What you are asked to do:
Could you retype, character for character, the stretch from the start of the records through the line containing "x-axis-title: Q <box>415 554 426 570</box>", with both ends included?

═════ Supplied records ═════

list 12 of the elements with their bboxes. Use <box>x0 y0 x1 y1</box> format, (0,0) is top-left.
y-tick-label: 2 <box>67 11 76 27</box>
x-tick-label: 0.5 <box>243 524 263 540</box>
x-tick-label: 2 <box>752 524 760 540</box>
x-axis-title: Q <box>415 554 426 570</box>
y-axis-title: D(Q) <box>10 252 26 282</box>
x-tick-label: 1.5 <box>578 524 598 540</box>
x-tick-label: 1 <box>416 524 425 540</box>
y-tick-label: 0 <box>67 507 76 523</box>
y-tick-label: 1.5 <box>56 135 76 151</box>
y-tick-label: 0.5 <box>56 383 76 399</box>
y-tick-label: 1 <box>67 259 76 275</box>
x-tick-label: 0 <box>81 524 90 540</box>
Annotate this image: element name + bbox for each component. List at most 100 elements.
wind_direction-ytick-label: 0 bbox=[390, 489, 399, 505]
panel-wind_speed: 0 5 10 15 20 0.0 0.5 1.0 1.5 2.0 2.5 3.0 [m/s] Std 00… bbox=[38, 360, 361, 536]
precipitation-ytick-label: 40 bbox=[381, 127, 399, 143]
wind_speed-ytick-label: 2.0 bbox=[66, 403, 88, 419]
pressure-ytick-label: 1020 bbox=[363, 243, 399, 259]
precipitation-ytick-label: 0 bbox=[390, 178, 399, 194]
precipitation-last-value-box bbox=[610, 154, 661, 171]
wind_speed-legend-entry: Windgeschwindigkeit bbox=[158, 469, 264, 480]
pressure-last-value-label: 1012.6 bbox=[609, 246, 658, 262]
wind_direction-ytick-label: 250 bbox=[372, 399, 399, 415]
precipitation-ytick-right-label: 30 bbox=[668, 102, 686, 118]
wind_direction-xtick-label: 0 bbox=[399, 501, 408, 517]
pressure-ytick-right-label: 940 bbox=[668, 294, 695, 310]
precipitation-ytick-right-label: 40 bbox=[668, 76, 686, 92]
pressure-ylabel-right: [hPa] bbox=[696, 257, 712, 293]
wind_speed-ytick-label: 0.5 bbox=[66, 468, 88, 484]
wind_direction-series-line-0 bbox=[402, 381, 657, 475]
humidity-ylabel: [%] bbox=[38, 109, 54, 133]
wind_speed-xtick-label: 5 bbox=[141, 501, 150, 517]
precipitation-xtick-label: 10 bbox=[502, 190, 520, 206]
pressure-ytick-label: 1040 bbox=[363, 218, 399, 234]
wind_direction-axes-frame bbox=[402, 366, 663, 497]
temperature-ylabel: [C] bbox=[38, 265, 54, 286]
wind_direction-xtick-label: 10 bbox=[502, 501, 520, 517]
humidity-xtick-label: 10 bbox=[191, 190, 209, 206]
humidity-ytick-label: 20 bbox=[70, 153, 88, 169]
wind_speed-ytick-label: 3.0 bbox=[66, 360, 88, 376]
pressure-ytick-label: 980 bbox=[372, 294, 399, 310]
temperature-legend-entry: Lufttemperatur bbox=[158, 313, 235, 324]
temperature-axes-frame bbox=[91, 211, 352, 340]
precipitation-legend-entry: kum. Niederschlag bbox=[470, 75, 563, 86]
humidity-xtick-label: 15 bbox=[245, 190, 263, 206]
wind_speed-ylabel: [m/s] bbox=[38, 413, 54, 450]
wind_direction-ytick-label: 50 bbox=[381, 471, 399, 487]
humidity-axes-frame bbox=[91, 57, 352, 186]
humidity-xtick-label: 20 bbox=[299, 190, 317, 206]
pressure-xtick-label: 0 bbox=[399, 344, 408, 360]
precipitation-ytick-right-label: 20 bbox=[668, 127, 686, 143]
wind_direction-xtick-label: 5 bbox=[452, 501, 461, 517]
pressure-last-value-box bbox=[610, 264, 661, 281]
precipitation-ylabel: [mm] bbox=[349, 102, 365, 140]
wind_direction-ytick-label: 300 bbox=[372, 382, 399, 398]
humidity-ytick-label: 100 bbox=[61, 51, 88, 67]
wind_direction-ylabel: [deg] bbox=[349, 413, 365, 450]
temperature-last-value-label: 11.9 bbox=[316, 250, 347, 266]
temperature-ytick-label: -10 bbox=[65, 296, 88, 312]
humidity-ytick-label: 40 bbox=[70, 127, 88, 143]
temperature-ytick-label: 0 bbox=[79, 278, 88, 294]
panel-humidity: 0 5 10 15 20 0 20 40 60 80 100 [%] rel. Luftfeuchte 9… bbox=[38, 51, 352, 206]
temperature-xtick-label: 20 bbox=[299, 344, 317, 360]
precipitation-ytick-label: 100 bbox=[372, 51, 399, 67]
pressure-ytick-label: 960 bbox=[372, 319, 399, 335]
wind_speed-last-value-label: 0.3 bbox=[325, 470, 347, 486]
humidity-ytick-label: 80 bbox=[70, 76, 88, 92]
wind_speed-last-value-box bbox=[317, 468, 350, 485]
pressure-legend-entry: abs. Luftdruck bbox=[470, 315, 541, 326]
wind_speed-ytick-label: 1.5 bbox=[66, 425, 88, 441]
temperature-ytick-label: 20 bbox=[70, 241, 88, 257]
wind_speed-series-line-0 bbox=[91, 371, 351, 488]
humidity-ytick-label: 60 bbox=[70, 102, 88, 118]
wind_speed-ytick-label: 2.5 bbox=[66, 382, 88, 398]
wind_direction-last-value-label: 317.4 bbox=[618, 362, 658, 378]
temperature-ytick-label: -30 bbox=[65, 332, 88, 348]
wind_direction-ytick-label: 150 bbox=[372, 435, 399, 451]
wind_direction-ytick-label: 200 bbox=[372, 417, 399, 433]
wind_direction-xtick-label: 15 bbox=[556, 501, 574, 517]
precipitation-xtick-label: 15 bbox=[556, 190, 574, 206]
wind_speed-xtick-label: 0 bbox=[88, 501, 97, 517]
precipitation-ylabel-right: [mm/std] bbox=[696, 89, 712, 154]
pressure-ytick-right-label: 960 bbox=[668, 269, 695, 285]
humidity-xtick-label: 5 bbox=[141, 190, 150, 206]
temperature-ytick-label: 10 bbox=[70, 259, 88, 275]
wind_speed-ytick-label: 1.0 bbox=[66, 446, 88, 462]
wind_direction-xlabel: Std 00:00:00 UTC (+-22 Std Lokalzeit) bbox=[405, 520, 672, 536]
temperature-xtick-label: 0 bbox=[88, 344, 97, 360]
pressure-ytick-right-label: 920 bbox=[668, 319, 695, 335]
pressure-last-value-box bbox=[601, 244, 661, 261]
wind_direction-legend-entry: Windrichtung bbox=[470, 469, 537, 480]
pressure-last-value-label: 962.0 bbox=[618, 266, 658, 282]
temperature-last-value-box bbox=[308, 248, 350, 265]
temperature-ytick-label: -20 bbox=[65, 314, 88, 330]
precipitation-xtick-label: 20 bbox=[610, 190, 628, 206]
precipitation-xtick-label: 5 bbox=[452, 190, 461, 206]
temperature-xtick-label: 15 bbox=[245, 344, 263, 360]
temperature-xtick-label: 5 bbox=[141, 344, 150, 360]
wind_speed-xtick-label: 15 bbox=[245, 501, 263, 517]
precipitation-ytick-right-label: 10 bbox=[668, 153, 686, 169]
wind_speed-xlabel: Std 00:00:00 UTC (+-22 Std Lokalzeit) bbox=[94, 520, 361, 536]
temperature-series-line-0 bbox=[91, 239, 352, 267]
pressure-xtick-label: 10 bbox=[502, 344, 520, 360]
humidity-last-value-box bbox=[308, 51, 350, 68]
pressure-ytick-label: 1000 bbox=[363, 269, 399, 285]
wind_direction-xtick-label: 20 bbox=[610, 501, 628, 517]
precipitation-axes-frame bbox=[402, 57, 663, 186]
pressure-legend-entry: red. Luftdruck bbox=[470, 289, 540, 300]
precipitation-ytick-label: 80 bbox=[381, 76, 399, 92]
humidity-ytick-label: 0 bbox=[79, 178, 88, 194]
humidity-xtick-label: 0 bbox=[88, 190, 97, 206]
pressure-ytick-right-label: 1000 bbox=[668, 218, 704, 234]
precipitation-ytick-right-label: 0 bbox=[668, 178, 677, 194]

═════

Exercise answer:
list 12 of the elements with their bboxes. Use <box>x0 y0 x1 y1</box> format, (0,0) is top-left.
y-tick-label: 2 <box>67 11 76 27</box>
x-tick-label: 0.5 <box>243 524 263 540</box>
x-tick-label: 2 <box>752 524 760 540</box>
x-axis-title: Q <box>415 554 426 570</box>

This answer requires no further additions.